+++ Extracted information +++

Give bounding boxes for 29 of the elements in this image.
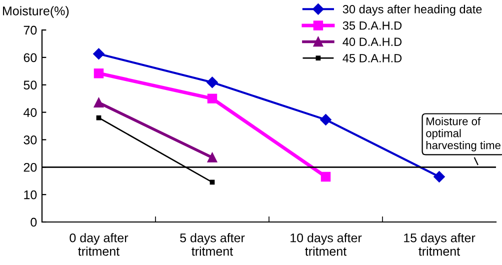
x-tick-label: 0 day after tritment [70, 233, 128, 256]
y-tick-label: 20 [24, 162, 37, 172]
y-axis-title: Moisture(%) [3, 6, 69, 18]
legend-label: 30 days after heading date [342, 4, 482, 16]
point [96, 115, 102, 120]
point [320, 172, 331, 182]
point [93, 48, 104, 60]
point [207, 152, 218, 162]
legend-label: 45 D.A.H.D [342, 54, 402, 62]
point [94, 68, 104, 78]
ref-line-label: Moisture of optimal harvesting time [426, 117, 500, 152]
point [94, 98, 104, 108]
y-tick-label: 50 [24, 80, 37, 90]
y-tick-label: 10 [24, 190, 37, 200]
point [434, 171, 445, 182]
point [206, 76, 218, 88]
y-tick-label: 0 [30, 218, 37, 227]
y-tick-label: 40 [24, 108, 37, 117]
legend-label: 35 D.A.H.D [342, 21, 402, 30]
x-tick-label: 5 days after tritment [180, 233, 245, 256]
y-tick-label: 60 [24, 53, 37, 62]
x-tick-label: 15 days after tritment [404, 233, 476, 256]
point [210, 180, 215, 185]
point [207, 94, 218, 104]
x-tick-label: 10 days after tritment [290, 233, 362, 256]
point [320, 114, 332, 126]
legend-label: 40 D.A.H.D [342, 38, 402, 46]
y-tick-label: 30 [24, 136, 37, 144]
y-tick-label: 70 [24, 26, 37, 35]
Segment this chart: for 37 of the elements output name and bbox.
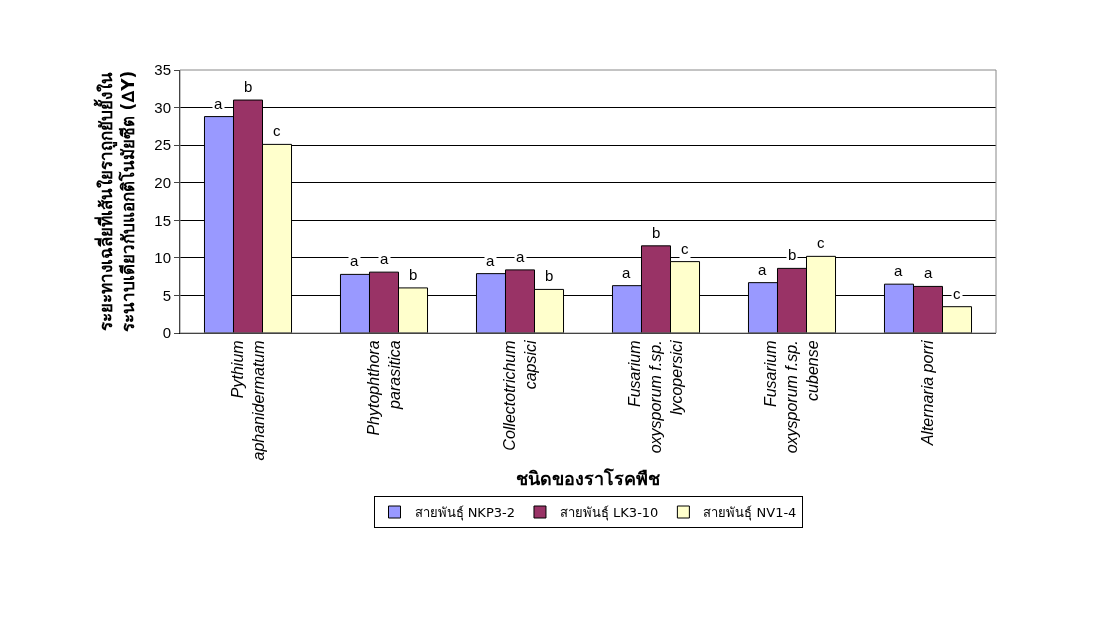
data-label: a (758, 261, 767, 278)
data-label: a (622, 264, 631, 281)
data-label: c (273, 122, 281, 139)
data-label: b (652, 224, 661, 241)
data-label: a (486, 252, 495, 269)
legend-label: สายพันธุ์ LK3-10 (559, 505, 659, 522)
y-tick-label: 35 (154, 61, 171, 79)
x-tick-label: Pythium aphanidermatum (228, 340, 267, 461)
x-tick-label: Fusarium oxysporum f.sp. lycopersici (626, 339, 685, 454)
legend-label: สายพันธุ์ NV1-4 (703, 505, 797, 522)
data-label: b (545, 267, 554, 284)
y-tick-label: 0 (162, 324, 171, 342)
data-label: c (817, 234, 825, 251)
data-label: b (788, 246, 797, 263)
y-tick-label: 20 (154, 173, 171, 191)
data-label: a (350, 252, 359, 269)
x-tick-label: Phytophthora parasitica (364, 340, 403, 436)
y-tick-label: 15 (154, 211, 171, 229)
x-tick-label: Collectotrichum capsici (500, 339, 539, 451)
data-label: a (516, 248, 525, 265)
legend-label: สายพันธุ์ NKP3-2 (414, 505, 515, 522)
data-label: c (953, 285, 961, 302)
x-axis-title: ชนิดของราโรคพืช (516, 467, 660, 489)
data-label: a (380, 250, 389, 267)
y-tick-label: 5 (162, 286, 171, 304)
y-tick-label: 30 (154, 98, 171, 116)
data-label: a (924, 264, 933, 281)
x-tick-label: Fusarium oxysporum f.sp. cubense (762, 340, 821, 454)
y-tick-label: 25 (154, 136, 171, 154)
data-label: a (894, 262, 903, 279)
data-label: a (214, 95, 223, 112)
data-label: b (244, 78, 253, 95)
y-axis-title: ระยะทางเฉลี่ยที่เส้นใยราถูกยับยั้งใน ระนาบเดียวกับแอกติโนมัยซีต (∆Y) (92, 70, 138, 333)
data-label: c (681, 240, 689, 257)
data-label: b (409, 266, 418, 283)
y-tick-label: 10 (154, 249, 171, 267)
x-tick-label: Alternaria porri (919, 339, 937, 447)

+++

:: Set task ::
Please duplicate the items between the line holding "data-label: a (758, 261, 767, 278)" and the line holding "y-tick-label: 5 (162, 286, 171, 304)", inclusive.

:: Task solution ::
data-label: a (758, 261, 767, 278)
data-label: a (622, 264, 631, 281)
data-label: c (273, 122, 281, 139)
data-label: b (652, 224, 661, 241)
data-label: a (486, 252, 495, 269)
legend-label: สายพันธุ์ LK3-10 (559, 505, 659, 522)
y-tick-label: 35 (154, 61, 171, 79)
x-tick-label: Pythium aphanidermatum (228, 340, 267, 461)
x-tick-label: Fusarium oxysporum f.sp. lycopersici (626, 339, 685, 454)
legend-label: สายพันธุ์ NV1-4 (703, 505, 797, 522)
data-label: b (545, 267, 554, 284)
y-tick-label: 0 (162, 324, 171, 342)
data-label: c (817, 234, 825, 251)
data-label: b (788, 246, 797, 263)
y-tick-label: 20 (154, 173, 171, 191)
data-label: a (350, 252, 359, 269)
x-tick-label: Phytophthora parasitica (364, 340, 403, 436)
y-tick-label: 15 (154, 211, 171, 229)
x-tick-label: Collectotrichum capsici (500, 339, 539, 451)
data-label: a (516, 248, 525, 265)
legend-label: สายพันธุ์ NKP3-2 (414, 505, 515, 522)
data-label: c (953, 285, 961, 302)
x-axis-title: ชนิดของราโรคพืช (516, 467, 660, 489)
data-label: a (380, 250, 389, 267)
y-tick-label: 5 (162, 286, 171, 304)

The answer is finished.